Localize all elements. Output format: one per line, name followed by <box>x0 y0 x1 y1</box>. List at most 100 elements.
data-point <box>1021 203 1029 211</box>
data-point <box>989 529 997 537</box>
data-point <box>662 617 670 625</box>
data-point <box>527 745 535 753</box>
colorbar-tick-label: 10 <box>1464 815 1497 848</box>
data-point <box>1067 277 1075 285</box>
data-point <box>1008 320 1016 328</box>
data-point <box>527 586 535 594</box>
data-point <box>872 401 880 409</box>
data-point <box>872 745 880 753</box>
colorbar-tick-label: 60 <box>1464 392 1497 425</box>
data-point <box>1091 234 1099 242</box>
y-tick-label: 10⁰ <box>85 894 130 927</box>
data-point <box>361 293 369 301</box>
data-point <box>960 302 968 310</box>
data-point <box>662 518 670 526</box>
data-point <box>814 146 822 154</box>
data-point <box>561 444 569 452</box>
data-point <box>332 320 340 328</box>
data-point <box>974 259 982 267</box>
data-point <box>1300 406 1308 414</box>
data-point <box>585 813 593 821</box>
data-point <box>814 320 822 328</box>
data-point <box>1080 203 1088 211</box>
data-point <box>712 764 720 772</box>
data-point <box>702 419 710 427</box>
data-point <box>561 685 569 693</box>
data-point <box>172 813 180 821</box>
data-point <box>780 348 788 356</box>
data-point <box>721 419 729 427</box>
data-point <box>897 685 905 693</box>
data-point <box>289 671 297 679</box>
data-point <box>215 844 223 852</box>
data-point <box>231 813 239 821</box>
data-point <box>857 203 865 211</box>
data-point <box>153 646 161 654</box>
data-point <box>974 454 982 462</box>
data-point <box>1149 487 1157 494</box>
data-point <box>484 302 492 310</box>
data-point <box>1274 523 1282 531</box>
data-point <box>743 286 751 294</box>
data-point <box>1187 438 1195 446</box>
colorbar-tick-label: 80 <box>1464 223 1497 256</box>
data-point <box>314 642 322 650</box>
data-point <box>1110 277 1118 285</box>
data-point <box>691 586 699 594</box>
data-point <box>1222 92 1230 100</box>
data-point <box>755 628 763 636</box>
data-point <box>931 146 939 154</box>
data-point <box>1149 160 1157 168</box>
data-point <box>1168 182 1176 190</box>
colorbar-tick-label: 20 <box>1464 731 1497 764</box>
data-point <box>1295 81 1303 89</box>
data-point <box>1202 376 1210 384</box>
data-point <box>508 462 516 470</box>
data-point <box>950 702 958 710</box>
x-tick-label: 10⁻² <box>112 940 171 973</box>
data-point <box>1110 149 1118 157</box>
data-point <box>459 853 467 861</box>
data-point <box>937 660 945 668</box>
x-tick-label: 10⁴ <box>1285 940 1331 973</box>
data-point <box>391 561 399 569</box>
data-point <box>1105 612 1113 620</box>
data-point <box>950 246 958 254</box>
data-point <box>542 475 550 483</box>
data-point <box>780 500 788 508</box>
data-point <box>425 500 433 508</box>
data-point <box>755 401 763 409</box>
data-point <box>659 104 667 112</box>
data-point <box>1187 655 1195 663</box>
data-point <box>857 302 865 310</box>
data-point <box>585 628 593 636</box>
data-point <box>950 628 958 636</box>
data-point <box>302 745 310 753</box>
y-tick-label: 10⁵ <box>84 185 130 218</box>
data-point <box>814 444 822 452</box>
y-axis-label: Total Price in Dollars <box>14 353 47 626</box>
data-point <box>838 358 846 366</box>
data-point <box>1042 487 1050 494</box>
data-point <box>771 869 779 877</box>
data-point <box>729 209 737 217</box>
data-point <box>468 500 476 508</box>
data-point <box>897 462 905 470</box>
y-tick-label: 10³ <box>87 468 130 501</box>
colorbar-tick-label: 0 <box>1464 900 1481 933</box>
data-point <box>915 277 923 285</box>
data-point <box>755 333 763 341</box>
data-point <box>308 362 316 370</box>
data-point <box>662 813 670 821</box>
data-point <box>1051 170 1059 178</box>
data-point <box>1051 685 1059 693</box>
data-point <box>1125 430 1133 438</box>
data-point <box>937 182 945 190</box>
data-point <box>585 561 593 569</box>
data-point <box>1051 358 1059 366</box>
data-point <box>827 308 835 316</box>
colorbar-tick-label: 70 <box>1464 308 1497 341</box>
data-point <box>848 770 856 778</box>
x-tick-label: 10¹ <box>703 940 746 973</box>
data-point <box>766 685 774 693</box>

::::::

#### Goal:
Pull from the material every line that contains the string "colorbar". Case counts.

#### Exercise output:
colorbar-tick-label: 10 <box>1464 815 1497 848</box>
colorbar-tick-label: 60 <box>1464 392 1497 425</box>
colorbar-tick-label: 80 <box>1464 223 1497 256</box>
colorbar-tick-label: 20 <box>1464 731 1497 764</box>
colorbar-tick-label: 0 <box>1464 900 1481 933</box>
colorbar-tick-label: 70 <box>1464 308 1497 341</box>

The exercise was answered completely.